One important procedural matter for any IP policy is a clear expression of the requirements for personnel to disclose inventions and creation of other forms of IP. To be in the best position possible to decide on how to proceed with any possible IP protection, it is crucial that there are clear and practical processes to ensure that your organisation is made aware of its creation as early as possible. This will enable your company to assess:

  • how best to seek protection over the IP,
  • whether there are risks to be managed around the invention relying on third parties’ IP,
  • if your organisation wants to allocate resources to develop the IP further or if other commercialisation options should be pursued such as out-licensing the IP.

Of course, timely IP disclosures also allow you to prioritise finite resources between different research and development activities and discontinue activities which are no longer relevant.

The disclosure process should not just be focussed on disclosures of new IP created but should also capture information about third party IP owned that may be needed enable development or commercialisation of your organisation’s newly created IP. Being informed of the needs for such enabling IP in a timely manner gives your organisation the best opportunity to pursue any required in-licensing agreement in a more even negotiating position (rather than well down the track when your organisation may have no option but to take whatever terms a licensor demands).
....
**Tasks to perform:**
1/ According to the passage on IP disclosure, what does timely knowledge of needed third-party IP let an organization do?
2/ Write the next part of the passage on IP disclosure, picking up after its final sentence.

Page segmentation data:
....
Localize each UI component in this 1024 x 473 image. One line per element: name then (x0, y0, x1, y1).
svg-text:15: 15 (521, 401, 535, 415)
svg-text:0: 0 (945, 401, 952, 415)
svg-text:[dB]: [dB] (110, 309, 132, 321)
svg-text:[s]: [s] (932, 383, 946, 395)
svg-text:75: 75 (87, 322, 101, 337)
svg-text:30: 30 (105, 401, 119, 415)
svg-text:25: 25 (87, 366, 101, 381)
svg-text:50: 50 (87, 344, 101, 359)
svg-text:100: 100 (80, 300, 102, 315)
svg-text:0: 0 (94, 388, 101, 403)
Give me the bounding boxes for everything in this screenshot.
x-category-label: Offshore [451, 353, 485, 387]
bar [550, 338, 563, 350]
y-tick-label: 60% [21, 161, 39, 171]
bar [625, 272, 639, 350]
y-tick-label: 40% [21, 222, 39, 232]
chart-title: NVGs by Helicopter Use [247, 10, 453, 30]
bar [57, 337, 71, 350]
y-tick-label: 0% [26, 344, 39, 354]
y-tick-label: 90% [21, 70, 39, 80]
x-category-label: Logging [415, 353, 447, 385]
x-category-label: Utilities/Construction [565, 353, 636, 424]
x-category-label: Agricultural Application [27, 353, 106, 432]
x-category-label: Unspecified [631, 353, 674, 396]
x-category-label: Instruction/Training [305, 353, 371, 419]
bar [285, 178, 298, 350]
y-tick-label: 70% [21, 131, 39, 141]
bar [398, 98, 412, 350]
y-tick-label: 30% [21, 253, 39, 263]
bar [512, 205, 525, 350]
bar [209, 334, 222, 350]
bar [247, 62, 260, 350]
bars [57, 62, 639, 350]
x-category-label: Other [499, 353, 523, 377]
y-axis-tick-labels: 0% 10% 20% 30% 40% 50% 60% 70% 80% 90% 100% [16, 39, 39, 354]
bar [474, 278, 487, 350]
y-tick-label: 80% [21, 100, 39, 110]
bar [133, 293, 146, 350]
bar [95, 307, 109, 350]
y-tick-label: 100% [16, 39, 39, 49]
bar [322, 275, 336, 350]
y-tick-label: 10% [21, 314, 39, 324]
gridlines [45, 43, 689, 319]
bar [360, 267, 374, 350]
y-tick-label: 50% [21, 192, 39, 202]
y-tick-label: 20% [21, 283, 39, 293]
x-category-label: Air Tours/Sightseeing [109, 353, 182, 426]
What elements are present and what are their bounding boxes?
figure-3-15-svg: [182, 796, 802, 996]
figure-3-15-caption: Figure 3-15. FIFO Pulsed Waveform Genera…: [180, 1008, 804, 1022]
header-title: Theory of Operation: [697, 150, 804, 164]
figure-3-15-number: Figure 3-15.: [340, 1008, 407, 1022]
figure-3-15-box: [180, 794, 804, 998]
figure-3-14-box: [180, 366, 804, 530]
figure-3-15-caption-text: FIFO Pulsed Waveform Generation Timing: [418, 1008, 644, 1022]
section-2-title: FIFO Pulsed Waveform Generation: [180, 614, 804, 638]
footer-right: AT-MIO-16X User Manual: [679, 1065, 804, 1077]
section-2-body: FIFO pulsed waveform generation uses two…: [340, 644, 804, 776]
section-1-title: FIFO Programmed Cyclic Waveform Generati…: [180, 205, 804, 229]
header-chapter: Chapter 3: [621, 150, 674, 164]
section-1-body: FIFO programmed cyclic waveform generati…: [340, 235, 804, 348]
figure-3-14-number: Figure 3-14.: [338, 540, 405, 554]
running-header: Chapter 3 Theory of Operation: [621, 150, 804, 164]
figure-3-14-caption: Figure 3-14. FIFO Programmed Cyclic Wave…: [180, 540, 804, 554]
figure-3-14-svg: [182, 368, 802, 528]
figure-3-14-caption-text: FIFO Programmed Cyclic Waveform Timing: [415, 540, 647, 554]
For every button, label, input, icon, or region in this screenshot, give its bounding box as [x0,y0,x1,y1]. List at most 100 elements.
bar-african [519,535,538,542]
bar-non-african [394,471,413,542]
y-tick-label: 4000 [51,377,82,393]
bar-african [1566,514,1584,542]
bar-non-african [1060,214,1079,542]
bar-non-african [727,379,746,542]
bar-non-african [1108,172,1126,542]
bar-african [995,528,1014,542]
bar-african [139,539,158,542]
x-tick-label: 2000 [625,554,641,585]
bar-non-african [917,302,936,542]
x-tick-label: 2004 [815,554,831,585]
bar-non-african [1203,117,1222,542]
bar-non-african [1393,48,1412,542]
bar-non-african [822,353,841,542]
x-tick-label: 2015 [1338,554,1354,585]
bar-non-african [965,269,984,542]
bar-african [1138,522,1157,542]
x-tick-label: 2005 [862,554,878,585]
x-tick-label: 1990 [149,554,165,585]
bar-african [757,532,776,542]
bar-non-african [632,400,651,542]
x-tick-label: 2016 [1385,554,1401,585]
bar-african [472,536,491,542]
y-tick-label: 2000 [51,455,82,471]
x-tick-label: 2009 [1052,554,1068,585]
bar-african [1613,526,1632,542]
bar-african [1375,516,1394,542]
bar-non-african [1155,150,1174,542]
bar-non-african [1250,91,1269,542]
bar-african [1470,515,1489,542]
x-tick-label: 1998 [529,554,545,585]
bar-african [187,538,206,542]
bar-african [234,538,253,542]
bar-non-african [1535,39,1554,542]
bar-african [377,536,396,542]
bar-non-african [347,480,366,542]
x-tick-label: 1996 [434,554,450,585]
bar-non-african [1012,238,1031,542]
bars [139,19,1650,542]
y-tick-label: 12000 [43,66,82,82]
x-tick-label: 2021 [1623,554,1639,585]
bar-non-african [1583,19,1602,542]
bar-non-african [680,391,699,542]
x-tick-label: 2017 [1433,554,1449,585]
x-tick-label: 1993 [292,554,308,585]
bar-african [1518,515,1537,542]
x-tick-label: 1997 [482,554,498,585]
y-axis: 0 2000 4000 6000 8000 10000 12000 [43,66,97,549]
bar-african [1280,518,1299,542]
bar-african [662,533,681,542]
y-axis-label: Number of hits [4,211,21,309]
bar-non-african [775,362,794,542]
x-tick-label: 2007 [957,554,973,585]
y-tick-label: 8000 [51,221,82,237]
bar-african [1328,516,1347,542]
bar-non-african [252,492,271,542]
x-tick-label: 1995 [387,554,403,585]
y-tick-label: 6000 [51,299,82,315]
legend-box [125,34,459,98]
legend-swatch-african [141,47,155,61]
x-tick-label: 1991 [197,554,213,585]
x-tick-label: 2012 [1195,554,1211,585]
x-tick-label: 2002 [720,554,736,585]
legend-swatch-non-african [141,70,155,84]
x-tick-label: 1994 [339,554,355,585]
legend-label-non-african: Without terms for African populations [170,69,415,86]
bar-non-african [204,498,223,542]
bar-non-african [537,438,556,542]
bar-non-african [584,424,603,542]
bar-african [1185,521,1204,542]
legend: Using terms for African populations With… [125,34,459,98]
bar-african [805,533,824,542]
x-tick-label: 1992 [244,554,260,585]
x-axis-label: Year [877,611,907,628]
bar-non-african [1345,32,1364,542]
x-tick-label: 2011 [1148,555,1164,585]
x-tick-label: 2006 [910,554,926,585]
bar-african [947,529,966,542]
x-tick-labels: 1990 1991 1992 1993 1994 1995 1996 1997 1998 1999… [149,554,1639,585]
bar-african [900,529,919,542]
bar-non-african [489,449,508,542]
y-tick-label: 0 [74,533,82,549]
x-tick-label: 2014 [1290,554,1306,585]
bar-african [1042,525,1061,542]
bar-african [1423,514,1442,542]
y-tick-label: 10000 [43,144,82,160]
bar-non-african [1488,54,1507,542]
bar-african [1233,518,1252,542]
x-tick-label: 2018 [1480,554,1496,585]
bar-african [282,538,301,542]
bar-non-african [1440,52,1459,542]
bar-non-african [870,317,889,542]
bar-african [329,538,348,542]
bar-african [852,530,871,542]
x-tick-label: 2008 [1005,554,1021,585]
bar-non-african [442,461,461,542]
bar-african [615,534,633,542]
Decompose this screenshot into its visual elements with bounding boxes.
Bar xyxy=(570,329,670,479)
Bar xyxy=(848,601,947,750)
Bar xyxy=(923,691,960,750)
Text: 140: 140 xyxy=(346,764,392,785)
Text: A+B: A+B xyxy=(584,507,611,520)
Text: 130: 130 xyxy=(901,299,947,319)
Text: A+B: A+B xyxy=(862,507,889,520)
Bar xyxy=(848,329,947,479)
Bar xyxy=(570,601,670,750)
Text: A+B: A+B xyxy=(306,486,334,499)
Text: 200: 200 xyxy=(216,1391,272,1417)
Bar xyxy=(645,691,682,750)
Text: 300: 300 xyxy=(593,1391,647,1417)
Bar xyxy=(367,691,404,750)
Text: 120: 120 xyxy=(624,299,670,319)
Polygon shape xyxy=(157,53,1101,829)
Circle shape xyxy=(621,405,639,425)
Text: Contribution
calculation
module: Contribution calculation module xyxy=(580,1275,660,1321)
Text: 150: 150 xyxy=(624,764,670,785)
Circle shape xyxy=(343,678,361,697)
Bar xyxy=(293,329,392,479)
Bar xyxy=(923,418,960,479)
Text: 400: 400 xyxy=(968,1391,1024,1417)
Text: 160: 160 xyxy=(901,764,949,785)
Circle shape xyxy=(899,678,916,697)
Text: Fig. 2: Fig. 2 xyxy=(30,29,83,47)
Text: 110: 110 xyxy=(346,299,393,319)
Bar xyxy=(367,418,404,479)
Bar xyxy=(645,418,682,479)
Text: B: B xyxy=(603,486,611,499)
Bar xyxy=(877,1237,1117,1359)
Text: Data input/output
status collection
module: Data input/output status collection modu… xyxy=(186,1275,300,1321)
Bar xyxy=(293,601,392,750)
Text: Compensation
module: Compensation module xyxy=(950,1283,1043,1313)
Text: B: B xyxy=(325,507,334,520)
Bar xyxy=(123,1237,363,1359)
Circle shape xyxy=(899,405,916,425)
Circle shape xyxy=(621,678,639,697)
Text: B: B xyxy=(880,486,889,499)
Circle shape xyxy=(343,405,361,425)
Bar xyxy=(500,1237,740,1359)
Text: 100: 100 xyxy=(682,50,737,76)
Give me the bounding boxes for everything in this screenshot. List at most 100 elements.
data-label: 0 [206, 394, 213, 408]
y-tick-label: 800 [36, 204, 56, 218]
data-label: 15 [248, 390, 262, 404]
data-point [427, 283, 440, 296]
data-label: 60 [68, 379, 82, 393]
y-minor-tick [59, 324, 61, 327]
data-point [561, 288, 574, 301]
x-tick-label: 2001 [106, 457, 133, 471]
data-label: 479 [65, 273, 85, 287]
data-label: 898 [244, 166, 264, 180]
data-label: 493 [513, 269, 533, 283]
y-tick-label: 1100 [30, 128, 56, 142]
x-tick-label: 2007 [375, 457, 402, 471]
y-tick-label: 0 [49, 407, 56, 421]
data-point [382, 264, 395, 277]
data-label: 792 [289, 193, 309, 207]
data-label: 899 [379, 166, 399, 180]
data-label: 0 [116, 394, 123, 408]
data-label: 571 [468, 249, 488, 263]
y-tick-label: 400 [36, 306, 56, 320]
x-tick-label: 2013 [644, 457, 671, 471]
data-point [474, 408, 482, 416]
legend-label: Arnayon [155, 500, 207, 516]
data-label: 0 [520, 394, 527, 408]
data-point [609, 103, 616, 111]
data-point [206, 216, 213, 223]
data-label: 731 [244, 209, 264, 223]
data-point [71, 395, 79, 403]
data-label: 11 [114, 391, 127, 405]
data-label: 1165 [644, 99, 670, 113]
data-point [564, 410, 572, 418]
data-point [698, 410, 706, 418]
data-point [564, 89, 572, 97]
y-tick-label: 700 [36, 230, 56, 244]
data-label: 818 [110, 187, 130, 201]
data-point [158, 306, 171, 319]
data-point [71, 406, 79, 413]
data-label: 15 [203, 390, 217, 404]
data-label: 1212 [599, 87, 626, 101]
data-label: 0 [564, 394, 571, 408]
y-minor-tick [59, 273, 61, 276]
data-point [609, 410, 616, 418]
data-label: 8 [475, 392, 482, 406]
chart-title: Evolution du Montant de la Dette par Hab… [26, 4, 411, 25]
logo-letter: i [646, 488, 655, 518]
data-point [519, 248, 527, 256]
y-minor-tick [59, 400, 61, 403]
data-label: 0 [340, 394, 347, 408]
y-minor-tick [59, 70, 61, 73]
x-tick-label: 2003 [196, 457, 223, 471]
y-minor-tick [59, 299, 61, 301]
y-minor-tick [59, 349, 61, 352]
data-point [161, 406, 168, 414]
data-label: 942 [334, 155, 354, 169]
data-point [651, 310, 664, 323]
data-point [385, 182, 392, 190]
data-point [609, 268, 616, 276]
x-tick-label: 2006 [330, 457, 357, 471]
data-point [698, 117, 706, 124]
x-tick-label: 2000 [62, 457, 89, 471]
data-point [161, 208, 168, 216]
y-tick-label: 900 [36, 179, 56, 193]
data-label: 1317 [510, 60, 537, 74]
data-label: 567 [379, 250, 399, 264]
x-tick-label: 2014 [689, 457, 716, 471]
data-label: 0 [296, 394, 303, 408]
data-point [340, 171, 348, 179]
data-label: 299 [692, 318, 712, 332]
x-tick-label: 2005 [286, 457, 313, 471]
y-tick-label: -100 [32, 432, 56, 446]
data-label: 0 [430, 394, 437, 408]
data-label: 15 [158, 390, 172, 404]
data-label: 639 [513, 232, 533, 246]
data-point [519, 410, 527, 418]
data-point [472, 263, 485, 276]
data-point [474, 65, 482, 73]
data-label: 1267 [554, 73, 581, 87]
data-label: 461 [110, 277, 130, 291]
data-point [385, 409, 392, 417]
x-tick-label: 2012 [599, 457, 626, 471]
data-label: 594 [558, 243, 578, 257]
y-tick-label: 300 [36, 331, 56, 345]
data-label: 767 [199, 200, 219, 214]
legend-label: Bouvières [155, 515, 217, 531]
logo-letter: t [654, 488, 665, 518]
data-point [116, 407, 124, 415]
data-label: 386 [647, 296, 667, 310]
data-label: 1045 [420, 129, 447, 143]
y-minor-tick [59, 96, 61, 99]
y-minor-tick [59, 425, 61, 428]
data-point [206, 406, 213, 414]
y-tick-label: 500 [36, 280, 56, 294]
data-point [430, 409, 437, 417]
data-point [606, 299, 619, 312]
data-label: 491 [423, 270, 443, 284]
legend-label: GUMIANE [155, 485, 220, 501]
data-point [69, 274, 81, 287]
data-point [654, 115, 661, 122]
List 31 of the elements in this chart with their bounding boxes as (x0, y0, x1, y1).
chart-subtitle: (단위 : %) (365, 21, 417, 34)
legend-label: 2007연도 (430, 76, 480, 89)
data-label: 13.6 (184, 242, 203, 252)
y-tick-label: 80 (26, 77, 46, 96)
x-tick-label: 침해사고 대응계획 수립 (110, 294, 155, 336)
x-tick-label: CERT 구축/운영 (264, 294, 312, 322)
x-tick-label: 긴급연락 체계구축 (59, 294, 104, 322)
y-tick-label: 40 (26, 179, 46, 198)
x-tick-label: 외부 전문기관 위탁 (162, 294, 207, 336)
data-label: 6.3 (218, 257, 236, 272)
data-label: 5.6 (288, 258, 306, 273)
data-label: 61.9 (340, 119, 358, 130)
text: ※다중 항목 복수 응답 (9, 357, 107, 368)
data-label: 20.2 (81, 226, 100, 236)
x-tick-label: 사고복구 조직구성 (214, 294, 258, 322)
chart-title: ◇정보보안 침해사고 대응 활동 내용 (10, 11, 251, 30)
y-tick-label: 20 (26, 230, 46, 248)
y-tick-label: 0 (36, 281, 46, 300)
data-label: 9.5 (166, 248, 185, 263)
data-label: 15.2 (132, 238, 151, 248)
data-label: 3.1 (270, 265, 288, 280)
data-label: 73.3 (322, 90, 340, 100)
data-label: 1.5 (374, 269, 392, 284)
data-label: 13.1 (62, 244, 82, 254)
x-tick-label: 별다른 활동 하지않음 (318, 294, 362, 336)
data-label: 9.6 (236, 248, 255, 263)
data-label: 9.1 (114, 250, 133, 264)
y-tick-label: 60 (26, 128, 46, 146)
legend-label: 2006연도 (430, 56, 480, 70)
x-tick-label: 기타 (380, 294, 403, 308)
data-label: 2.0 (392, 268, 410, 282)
....
**Per-task answers:**
1/ It lets the organization pursue any required in-licensing agreement from a more even negotiating position.

2/
Of course, whilst disclosure processes should be comprehensive, care should be taken to avoid creating unnecessary complexity in the disclosure process that neither the personnel (nor your organisation) will practically be able to follow. A practical process is more likely to ensure maximum compliance, resulting in your organisation being in the best possible position to manage IP disclosures.

The issue of publications

Your organisation may collaborate with researchers who have academic roles with KPIs around regular publication . Publication of collaborative research results may be something that your organisation is willing to support provided that IP protection is first obtained.

To be able to obtain a patent, the invention must be, amongst other things, novel. Publishing the research, presenting the research at a conference, or even discussing the research with other researchers outside your organisation who are not under a clear confidentiality obligation to your organisation may result in an invention being no longer novel and may defeat your organisation’s ability to obtain patent protection.

It is, therefore, important that an IP policy has clear processes on:

  • disclosure of research and inventions that could result in IP as early as possible;
  • the procedure to determine whether or not protection over the intellectual property will be sought,
  • the timeframes required for publications to be deferred to allow IP protection to be obtained and/or particular confidential information removed from the publication; and
  • a clear expectation of when the scientist might be free to publish the research findings.

The IP policy should detail any internal structures such as IP commercialisation committees that may be involved in such a process. The processes should be tested with your organisation’s patent attorneys to ensure that they provide realistic timeframes for IP protection to be obtained.

Of course, the processes for publication need to be carefully considered in advance rather than your organisation seeking to deal with an impending publication deadline at the time and without a clear process to follow.


For life sciences companies, their IP can be their most important and valuable asset. A well-drafted IP policy should create clarity around IP ownership and establish processes maximising your organisation’s chances to promptly identify and protect valuable IP being created.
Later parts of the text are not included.